» **TEXT EXTRACT**
◇ ◇ ◇ ◇ ◇ ◇ ◇

# Non-Stationary Contextual Bandits Evaluation

In this notebook we will build a simple setting (contextual bandits) to understand how a non-stationary policy should be evaluated. 

#### Contextual bandits
We introduce a contextual bandit with 2 arms, where the choice of its actions $a_t\in\{0,1\}$ also depends on its context $x_t$, which is sampled from a Context distribution $\mathcal{D}$. Since we want a non-stationary contextual bandit, this distribution will change smoothly over time, so the context is sampled from a time-dependend distribution $x_t\sim\mathcal{D}_t$.
Moreover, at each time $t$ the policy parameter will be given by a time-dependent hyperpolicy $\nu$ that is tuned with the hyperparameters $\rho$.

#### Problem definition 
Define the non-stationary process that builds the context distributions $\mathcal{D}_t$ as a sinusoidal one, i.e. we have $\mathcal{D}_t = \mathcal{N}(\mu_x(t),\sigma_x)$ with $\mu_x(t) = A_x\sin(\phi_x t + \psi_x) + B_x$ and a constant $\sigma_x$. We want the agent to recognise if $x_t>\mu_x(t)$ or if $x_t<\mu_x(t)$. The two possible actions represent those two cases, and the reward is equal to $|x_t-\mu_x(t)|$ if the agent is right and $-|x_t-\mu_x(t)|$ if it is wrong. In order to handle the non-stationary process, the hyperpolicy needs to be based on a similar sinusoidal process, and its goal should be learning and replicating the non-stationary process in order to maximize the rewards.

◇ ◇ ◇ ◇ ◇ ◇ ◇

» **INFORMATION SUPPLIED**
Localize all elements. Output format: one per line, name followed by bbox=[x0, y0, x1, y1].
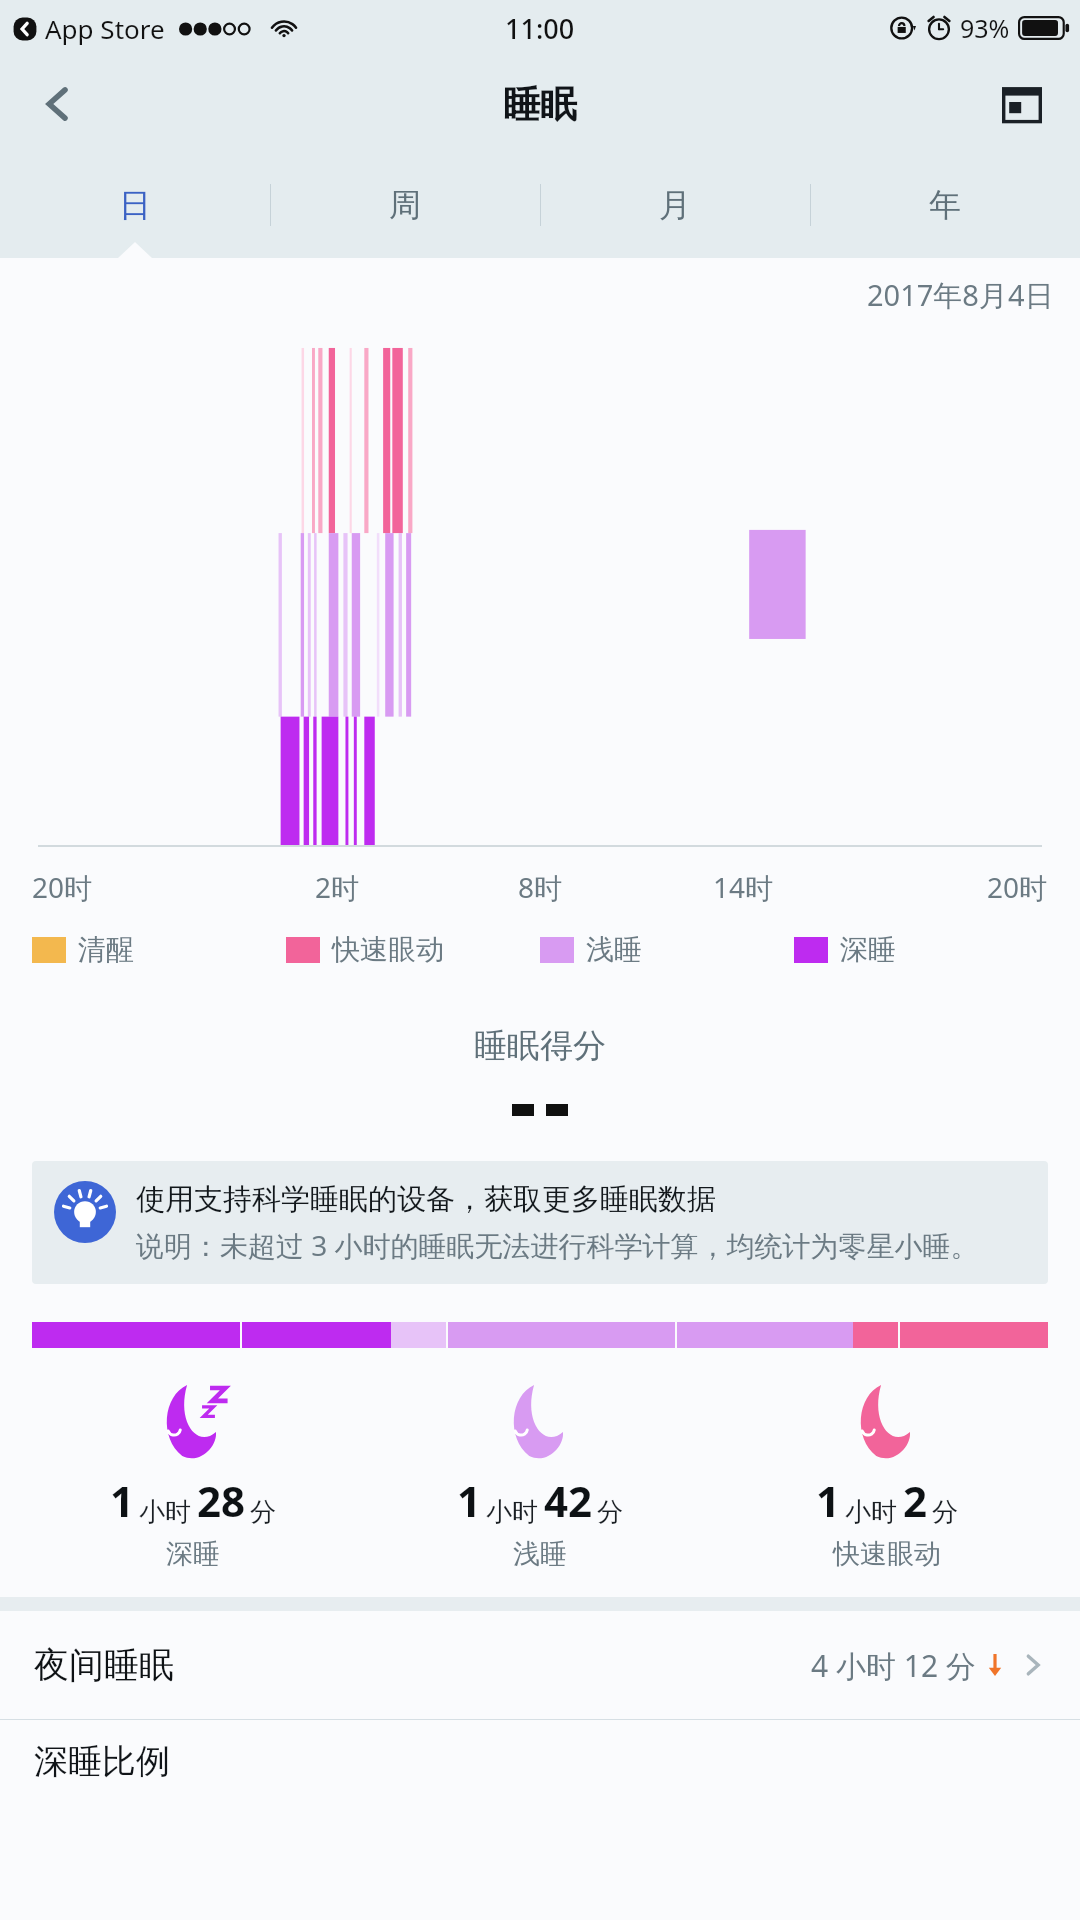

◇ ◇ ◇ ◇ ◇ ◇ ◇

» **WHAT IS BEING ASKED**
For each statement, answer yes or no according to the text on non-stationary contextual bandits, and quote the words of that text that decide it. (a) The contextual bandit has three arms. (b) The standard deviation of the context distribution is held constant. (c) A wrong choice earns a reward of zero.

» **RESPONSE TO THIS EXERCISE**
(a) No: "We introduce a contextual bandit with 2 arms"
(b) Yes: "and a constant $\sigma_x$"
(c) No: "$-|x_t-\mu_x(t)|$ if it is wrong"